(Stated exercise)
Below are some records; work out how many of their lines contain "Carroll" and give the number only.

(Given entries)

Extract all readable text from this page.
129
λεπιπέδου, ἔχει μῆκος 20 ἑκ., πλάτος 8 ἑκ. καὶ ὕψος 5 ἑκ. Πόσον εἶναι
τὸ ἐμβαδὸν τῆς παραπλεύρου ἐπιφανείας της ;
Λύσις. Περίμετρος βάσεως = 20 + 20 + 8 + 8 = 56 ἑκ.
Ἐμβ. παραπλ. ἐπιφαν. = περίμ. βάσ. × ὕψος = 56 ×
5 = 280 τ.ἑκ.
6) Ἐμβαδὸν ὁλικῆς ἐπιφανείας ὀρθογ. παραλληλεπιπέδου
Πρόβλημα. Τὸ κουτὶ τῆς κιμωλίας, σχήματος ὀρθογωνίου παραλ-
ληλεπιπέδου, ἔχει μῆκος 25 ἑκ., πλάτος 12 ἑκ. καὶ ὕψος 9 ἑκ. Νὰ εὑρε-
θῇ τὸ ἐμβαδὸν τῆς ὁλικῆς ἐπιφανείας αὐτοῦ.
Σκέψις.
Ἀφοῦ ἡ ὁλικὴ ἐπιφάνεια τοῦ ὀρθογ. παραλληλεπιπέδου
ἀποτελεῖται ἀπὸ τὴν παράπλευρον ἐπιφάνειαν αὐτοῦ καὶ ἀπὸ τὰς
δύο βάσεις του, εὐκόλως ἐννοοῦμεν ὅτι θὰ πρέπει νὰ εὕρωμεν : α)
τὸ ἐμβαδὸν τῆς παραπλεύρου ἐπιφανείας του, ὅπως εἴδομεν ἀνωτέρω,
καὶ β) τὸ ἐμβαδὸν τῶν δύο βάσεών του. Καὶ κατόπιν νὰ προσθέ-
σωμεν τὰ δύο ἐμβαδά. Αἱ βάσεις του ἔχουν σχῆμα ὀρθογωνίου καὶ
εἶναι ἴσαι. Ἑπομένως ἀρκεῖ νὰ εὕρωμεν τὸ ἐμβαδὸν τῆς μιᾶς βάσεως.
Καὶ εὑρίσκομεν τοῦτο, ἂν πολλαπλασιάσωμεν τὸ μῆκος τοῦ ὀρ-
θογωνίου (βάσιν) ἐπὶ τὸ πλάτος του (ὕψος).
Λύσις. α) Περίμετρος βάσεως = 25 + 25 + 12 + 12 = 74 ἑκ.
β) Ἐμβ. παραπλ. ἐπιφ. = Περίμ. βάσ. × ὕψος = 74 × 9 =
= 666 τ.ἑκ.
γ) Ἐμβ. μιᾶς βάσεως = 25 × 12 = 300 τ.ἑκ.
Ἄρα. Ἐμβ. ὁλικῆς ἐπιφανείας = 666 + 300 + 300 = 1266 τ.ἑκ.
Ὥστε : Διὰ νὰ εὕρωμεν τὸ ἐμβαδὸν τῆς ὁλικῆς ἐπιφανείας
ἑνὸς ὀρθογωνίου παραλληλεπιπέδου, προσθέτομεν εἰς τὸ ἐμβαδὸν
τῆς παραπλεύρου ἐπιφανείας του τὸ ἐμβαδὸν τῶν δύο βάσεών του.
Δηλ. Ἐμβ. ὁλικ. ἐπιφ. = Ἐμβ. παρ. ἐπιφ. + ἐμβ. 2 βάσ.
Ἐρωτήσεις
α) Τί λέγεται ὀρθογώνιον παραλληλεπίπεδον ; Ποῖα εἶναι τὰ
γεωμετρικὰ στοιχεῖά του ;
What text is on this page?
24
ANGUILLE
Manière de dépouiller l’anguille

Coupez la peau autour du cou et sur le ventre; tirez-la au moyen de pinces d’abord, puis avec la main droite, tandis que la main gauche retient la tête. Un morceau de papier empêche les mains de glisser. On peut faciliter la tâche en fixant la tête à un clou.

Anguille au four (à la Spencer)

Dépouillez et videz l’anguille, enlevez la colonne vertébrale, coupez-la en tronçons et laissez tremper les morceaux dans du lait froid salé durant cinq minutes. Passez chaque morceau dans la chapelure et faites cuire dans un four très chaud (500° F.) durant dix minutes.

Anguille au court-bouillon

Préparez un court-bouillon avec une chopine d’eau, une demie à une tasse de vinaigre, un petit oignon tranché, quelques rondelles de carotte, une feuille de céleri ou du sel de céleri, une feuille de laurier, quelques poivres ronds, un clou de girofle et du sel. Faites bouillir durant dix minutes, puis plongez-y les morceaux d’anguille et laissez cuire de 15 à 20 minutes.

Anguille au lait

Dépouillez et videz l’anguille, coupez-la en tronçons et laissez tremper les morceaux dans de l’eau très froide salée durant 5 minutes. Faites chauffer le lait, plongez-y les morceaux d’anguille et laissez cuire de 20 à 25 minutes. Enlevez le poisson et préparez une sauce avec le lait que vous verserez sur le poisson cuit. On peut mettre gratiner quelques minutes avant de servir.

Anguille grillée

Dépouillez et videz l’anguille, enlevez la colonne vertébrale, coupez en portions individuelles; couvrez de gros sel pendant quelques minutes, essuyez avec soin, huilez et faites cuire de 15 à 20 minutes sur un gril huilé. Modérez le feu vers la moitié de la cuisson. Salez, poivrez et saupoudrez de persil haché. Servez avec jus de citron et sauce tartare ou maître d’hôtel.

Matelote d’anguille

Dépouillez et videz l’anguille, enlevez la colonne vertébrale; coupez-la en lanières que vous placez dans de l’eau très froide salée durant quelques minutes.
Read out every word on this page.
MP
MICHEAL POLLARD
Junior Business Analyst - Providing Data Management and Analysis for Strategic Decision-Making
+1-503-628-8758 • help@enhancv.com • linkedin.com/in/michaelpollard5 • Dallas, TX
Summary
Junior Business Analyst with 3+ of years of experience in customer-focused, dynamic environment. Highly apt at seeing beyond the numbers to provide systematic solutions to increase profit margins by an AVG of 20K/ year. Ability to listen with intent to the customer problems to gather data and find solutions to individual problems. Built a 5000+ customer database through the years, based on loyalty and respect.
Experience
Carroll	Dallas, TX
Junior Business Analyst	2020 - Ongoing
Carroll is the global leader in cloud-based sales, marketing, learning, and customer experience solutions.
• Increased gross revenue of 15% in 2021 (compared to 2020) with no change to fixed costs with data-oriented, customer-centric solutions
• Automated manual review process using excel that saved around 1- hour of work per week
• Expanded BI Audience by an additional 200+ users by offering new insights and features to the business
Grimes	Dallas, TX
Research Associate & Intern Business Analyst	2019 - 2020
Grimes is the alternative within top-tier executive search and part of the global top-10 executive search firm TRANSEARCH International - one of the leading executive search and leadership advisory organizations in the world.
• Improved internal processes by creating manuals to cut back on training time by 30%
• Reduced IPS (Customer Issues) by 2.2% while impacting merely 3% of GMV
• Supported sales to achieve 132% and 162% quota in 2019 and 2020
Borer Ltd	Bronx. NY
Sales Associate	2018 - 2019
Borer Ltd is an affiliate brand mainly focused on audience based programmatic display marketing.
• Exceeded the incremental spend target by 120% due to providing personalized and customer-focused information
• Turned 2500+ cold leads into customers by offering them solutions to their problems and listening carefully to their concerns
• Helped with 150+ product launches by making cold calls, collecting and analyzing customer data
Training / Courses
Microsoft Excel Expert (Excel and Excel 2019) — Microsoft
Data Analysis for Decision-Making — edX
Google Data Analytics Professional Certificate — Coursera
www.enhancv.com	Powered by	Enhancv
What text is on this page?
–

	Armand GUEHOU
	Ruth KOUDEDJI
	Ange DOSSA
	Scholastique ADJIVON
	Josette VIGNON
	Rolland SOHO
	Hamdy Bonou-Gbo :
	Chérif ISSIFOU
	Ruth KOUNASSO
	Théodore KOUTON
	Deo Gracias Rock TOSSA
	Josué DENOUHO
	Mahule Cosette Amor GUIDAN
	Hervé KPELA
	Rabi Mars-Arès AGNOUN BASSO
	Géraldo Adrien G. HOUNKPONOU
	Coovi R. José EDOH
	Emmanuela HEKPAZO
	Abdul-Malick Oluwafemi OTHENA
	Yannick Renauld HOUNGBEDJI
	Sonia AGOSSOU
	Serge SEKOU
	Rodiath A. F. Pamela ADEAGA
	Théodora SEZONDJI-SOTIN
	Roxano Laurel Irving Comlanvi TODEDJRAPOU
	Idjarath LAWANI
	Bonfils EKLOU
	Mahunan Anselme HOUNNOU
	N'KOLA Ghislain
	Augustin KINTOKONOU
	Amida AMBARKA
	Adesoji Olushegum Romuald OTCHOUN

(Response to this exercise)
2